** Items listed in a dataset **
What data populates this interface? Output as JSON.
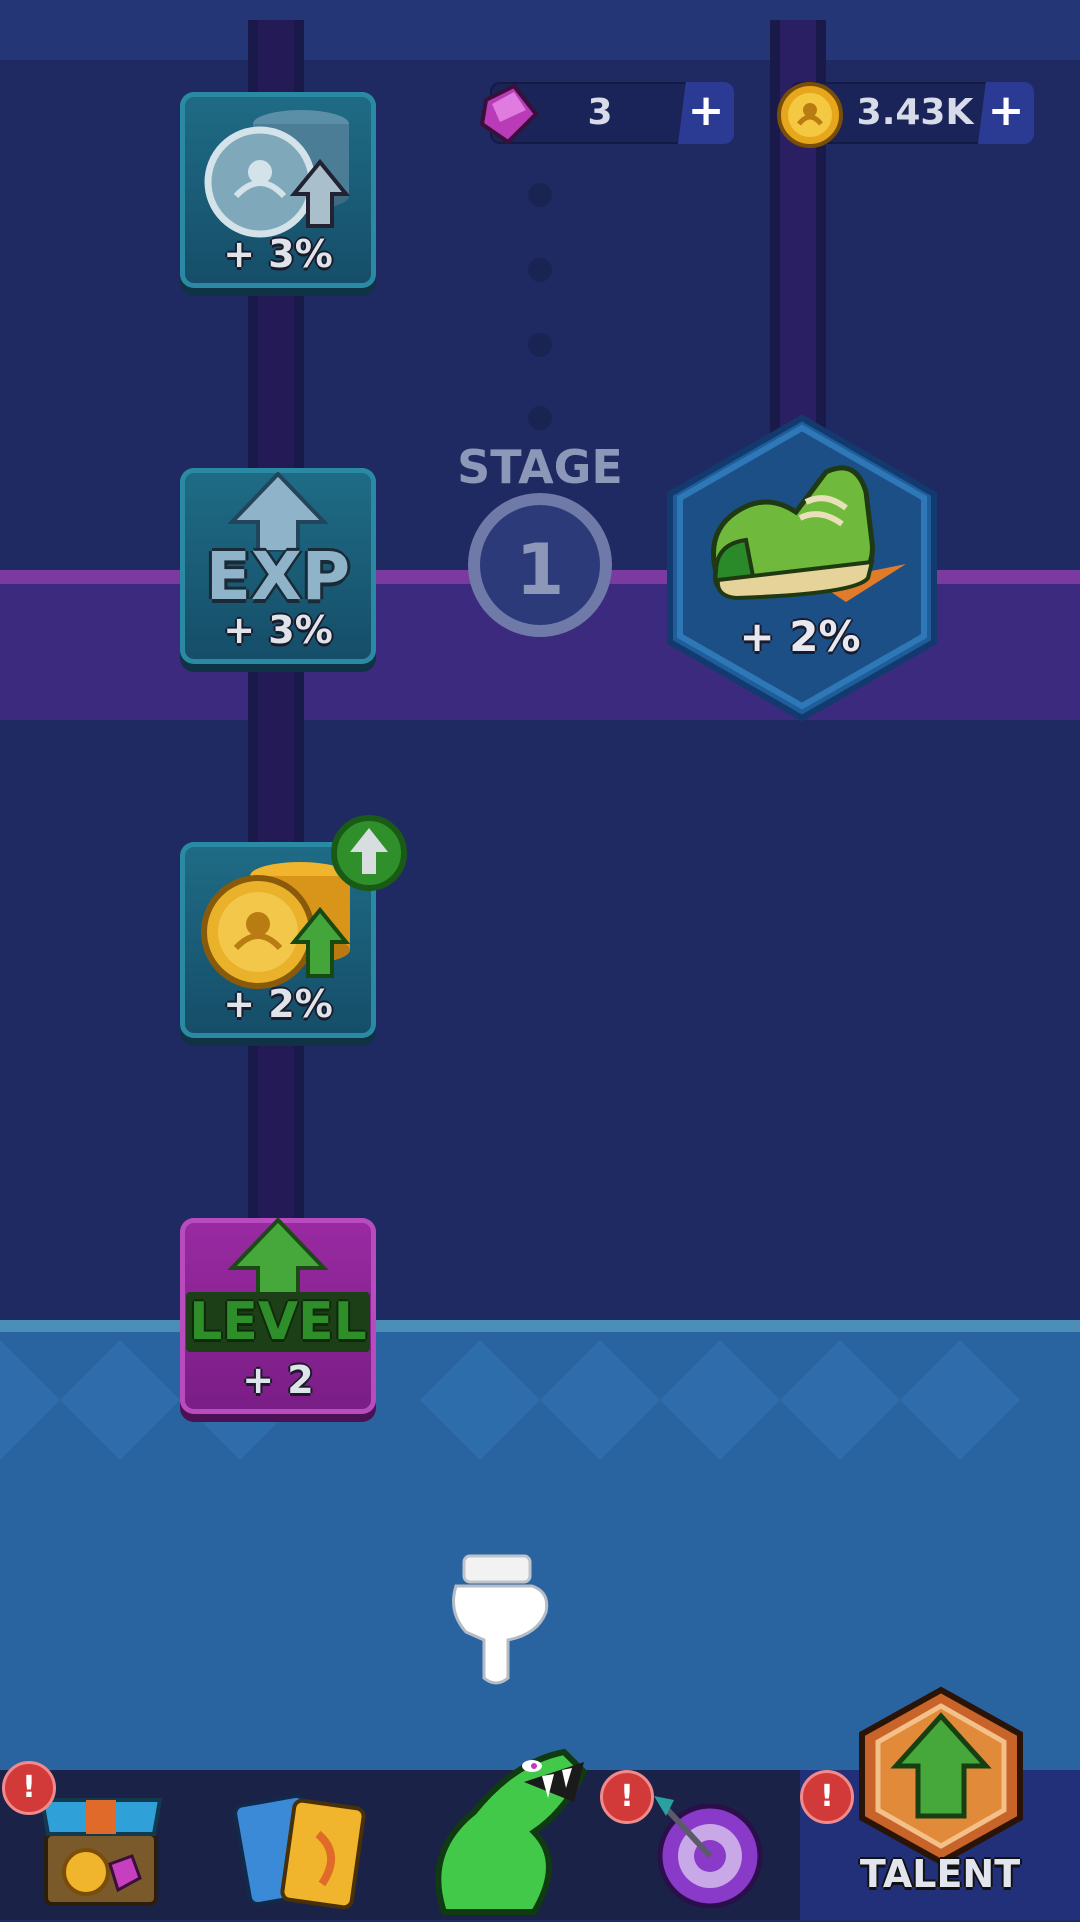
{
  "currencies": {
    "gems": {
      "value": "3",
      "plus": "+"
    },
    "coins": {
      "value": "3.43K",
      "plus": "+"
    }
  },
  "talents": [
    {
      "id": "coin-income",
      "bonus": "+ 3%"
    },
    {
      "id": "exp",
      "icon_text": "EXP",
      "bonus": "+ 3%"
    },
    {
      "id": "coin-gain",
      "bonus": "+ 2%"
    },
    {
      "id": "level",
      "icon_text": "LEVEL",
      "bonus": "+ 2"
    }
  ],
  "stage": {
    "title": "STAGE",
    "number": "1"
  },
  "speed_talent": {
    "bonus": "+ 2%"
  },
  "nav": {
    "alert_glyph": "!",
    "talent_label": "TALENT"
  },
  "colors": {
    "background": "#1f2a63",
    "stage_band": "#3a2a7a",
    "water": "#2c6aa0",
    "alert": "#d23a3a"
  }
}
==
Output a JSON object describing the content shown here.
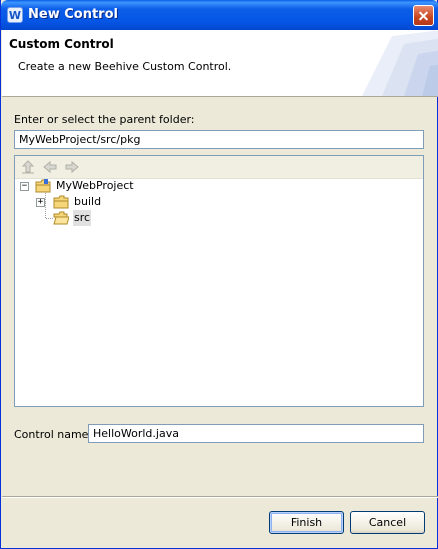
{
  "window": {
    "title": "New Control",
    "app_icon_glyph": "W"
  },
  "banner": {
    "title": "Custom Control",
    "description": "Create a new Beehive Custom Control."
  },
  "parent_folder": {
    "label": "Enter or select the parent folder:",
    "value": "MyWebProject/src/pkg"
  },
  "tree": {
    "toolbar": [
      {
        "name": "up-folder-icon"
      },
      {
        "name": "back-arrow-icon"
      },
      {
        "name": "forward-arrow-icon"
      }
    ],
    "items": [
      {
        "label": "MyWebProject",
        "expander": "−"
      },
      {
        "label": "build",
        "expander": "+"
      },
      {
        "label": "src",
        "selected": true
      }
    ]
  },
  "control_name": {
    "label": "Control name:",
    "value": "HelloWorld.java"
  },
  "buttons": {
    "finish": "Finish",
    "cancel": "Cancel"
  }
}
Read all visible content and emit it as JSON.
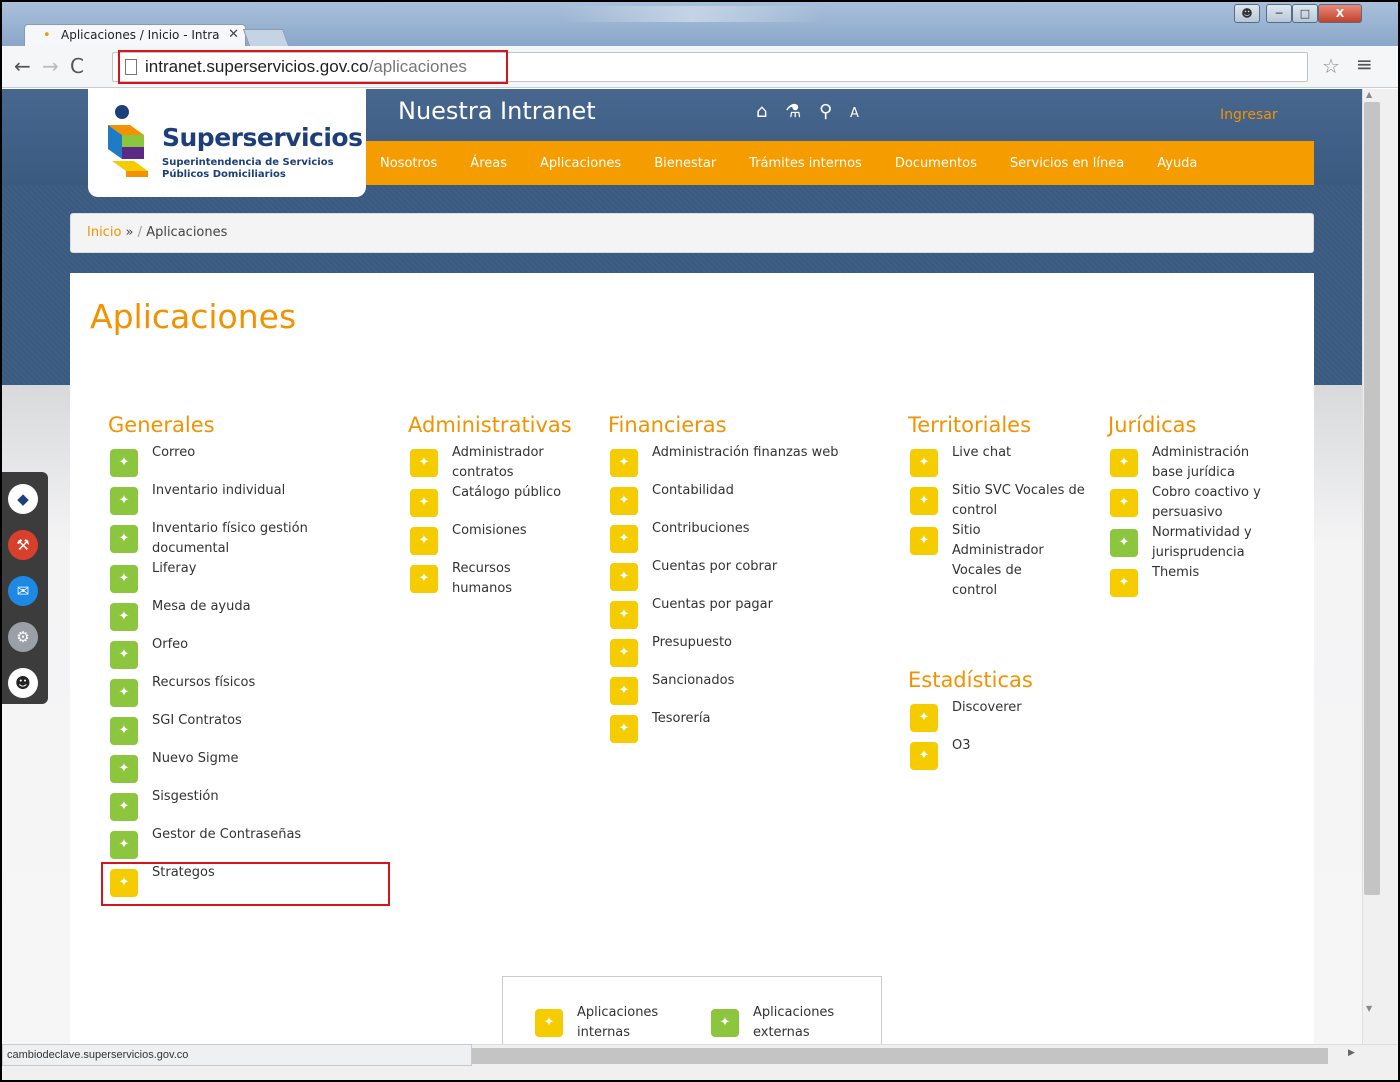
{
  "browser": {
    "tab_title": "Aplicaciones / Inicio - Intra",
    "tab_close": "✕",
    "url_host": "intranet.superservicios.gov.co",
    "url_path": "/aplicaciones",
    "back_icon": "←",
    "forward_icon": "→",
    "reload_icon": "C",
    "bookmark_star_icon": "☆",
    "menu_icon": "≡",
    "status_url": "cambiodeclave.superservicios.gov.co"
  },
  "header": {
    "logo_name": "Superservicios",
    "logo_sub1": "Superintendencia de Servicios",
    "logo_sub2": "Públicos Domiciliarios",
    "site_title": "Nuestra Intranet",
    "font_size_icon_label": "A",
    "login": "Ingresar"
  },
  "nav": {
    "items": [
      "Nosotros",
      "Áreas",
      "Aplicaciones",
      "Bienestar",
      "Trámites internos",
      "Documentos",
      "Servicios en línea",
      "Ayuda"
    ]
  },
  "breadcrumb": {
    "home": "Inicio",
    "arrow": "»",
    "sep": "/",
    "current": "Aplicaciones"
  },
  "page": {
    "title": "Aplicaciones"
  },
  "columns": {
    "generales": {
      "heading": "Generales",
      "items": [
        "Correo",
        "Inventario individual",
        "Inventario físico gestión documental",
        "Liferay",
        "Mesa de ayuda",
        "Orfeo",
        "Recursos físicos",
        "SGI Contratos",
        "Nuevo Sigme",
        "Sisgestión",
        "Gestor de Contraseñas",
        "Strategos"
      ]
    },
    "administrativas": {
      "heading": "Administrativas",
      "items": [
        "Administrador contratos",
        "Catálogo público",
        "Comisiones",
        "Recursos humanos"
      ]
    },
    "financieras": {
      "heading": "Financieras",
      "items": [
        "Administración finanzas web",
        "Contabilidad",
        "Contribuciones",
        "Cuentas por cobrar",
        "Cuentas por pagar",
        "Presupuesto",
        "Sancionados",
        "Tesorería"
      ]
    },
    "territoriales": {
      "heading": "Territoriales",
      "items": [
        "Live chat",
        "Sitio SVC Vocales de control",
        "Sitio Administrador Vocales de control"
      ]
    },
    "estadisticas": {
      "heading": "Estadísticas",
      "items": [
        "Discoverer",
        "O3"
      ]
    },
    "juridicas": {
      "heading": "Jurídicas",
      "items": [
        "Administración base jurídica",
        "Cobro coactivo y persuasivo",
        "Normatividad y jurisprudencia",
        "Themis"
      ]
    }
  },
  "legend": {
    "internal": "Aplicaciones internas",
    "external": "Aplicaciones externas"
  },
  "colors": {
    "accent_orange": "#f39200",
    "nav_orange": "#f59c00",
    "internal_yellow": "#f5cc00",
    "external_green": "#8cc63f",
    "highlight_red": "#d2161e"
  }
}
---
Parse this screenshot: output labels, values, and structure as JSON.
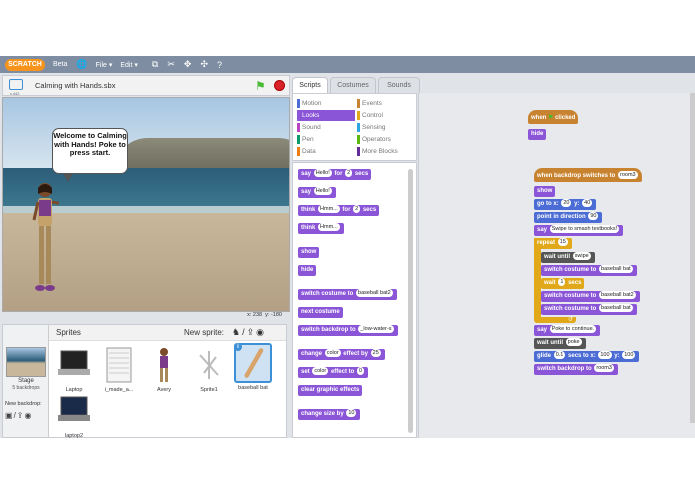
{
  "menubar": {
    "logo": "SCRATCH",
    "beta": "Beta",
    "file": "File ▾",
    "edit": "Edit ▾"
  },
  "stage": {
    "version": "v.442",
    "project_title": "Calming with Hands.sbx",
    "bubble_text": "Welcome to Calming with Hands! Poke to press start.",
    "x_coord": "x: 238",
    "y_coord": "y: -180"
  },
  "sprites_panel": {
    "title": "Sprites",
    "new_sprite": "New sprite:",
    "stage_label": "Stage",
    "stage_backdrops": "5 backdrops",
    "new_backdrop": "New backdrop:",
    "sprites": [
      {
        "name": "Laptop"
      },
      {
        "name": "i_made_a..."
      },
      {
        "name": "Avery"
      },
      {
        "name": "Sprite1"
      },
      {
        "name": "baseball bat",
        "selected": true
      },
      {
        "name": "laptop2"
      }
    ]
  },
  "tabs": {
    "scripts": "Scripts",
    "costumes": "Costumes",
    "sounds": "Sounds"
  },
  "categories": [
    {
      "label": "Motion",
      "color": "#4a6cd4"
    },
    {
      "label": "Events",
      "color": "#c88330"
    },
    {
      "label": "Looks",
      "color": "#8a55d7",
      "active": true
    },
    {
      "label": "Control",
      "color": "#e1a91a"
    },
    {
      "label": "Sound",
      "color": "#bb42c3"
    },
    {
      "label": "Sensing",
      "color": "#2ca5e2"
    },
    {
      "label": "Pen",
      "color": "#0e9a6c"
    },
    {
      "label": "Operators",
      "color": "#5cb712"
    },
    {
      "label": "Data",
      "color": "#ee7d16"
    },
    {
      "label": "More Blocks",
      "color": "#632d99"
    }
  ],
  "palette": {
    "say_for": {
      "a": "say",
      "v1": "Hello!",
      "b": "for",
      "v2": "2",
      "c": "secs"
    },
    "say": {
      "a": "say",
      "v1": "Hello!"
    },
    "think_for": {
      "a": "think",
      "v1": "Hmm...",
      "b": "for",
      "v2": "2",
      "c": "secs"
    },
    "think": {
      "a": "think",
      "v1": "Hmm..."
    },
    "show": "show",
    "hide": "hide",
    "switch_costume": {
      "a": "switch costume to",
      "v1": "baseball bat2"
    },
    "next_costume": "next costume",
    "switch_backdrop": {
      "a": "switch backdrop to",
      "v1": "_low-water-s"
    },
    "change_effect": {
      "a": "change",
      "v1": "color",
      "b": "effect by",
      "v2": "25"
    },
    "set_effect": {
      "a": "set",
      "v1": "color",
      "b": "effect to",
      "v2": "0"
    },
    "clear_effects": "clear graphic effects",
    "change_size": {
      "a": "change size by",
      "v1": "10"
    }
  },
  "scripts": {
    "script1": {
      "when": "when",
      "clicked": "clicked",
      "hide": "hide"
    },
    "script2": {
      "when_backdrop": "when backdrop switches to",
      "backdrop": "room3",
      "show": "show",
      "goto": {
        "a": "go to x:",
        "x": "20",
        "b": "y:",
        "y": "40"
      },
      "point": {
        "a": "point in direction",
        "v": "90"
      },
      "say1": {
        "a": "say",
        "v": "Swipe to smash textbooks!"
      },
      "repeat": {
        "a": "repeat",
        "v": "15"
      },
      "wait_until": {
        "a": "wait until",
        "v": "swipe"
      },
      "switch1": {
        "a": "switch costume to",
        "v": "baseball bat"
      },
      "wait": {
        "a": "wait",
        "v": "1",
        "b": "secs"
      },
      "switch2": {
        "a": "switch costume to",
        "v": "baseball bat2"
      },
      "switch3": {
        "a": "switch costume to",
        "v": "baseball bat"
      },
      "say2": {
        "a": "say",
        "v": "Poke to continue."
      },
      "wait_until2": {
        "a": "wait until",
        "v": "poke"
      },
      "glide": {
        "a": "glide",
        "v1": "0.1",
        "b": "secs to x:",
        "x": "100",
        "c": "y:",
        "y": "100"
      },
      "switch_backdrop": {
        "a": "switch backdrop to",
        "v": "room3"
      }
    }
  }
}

** THE PROBLEM **
Which lines above hold the word "Inicio"? Copy each of them.

** TASK ANSWER **
    "tab_title": "Aplicaciones / Inicio - Intra",
    "home": "Inicio",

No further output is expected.